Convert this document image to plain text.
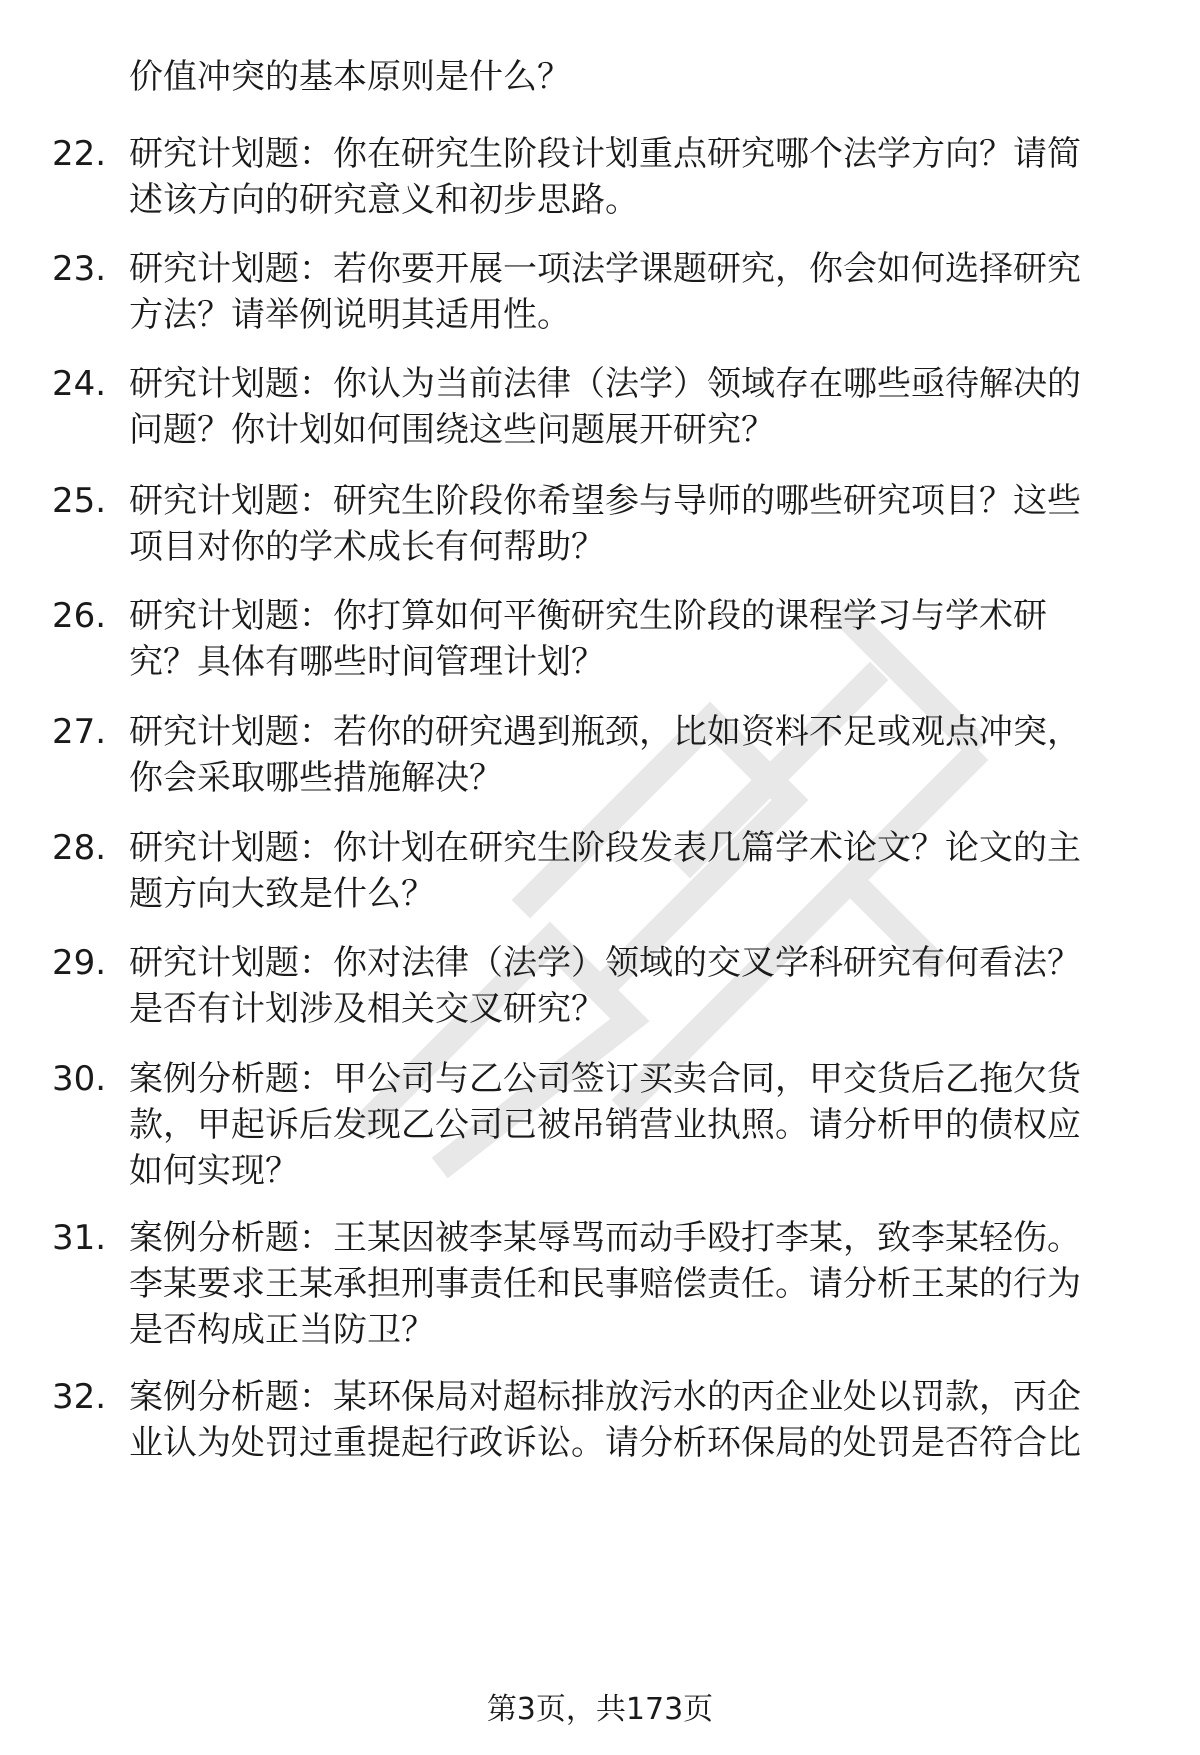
价值冲突的基本原则是什么？
22. 研究计划题：你在研究生阶段计划重点研究哪个法学方向？请简
述该方向的研究意义和初步思路。
23. 研究计划题：若你要开展一项法学课题研究，你会如何选择研究
方法？请举例说明其适用性。
24. 研究计划题：你认为当前法律（法学）领域存在哪些亟待解决的
问题？你计划如何围绕这些问题展开研究？
25. 研究计划题：研究生阶段你希望参与导师的哪些研究项目？这些
项目对你的学术成长有何帮助？
26. 研究计划题：你打算如何平衡研究生阶段的课程学习与学术研
究？具体有哪些时间管理计划？
27. 研究计划题：若你的研究遇到瓶颈，比如资料不足或观点冲突，
你会采取哪些措施解决？
28. 研究计划题：你计划在研究生阶段发表几篇学术论文？论文的主
题方向大致是什么？
29. 研究计划题：你对法律（法学）领域的交叉学科研究有何看法？
是否有计划涉及相关交叉研究？
30. 案例分析题：甲公司与乙公司签订买卖合同，甲交货后乙拖欠货
款，甲起诉后发现乙公司已被吊销营业执照。请分析甲的债权应
如何实现？
31. 案例分析题：王某因被李某辱骂而动手殴打李某，致李某轻伤。
李某要求王某承担刑事责任和民事赔偿责任。请分析王某的行为
是否构成正当防卫？
32. 案例分析题：某环保局对超标排放污水的丙企业处以罚款，丙企
业认为处罚过重提起行政诉讼。请分析环保局的处罚是否符合比
第3页，共173页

- - - -

> [STATED PROBLEM]
Pictures don't belong in the copy. Restate all the entries exactly.

> [SOLUTION TO THE PROBLEM]
Convert this document image to plain text.
价值冲突的基本原则是什么？
22. 研究计划题：你在研究生阶段计划重点研究哪个法学方向？请简
述该方向的研究意义和初步思路。
23. 研究计划题：若你要开展一项法学课题研究，你会如何选择研究
方法？请举例说明其适用性。
24. 研究计划题：你认为当前法律（法学）领域存在哪些亟待解决的
问题？你计划如何围绕这些问题展开研究？
25. 研究计划题：研究生阶段你希望参与导师的哪些研究项目？这些
项目对你的学术成长有何帮助？
26. 研究计划题：你打算如何平衡研究生阶段的课程学习与学术研
究？具体有哪些时间管理计划？
27. 研究计划题：若你的研究遇到瓶颈，比如资料不足或观点冲突，
你会采取哪些措施解决？
28. 研究计划题：你计划在研究生阶段发表几篇学术论文？论文的主
题方向大致是什么？
29. 研究计划题：你对法律（法学）领域的交叉学科研究有何看法？
是否有计划涉及相关交叉研究？
30. 案例分析题：甲公司与乙公司签订买卖合同，甲交货后乙拖欠货
款，甲起诉后发现乙公司已被吊销营业执照。请分析甲的债权应
如何实现？
31. 案例分析题：王某因被李某辱骂而动手殴打李某，致李某轻伤。
李某要求王某承担刑事责任和民事赔偿责任。请分析王某的行为
是否构成正当防卫？
32. 案例分析题：某环保局对超标排放污水的丙企业处以罚款，丙企
业认为处罚过重提起行政诉讼。请分析环保局的处罚是否符合比
第3页，共173页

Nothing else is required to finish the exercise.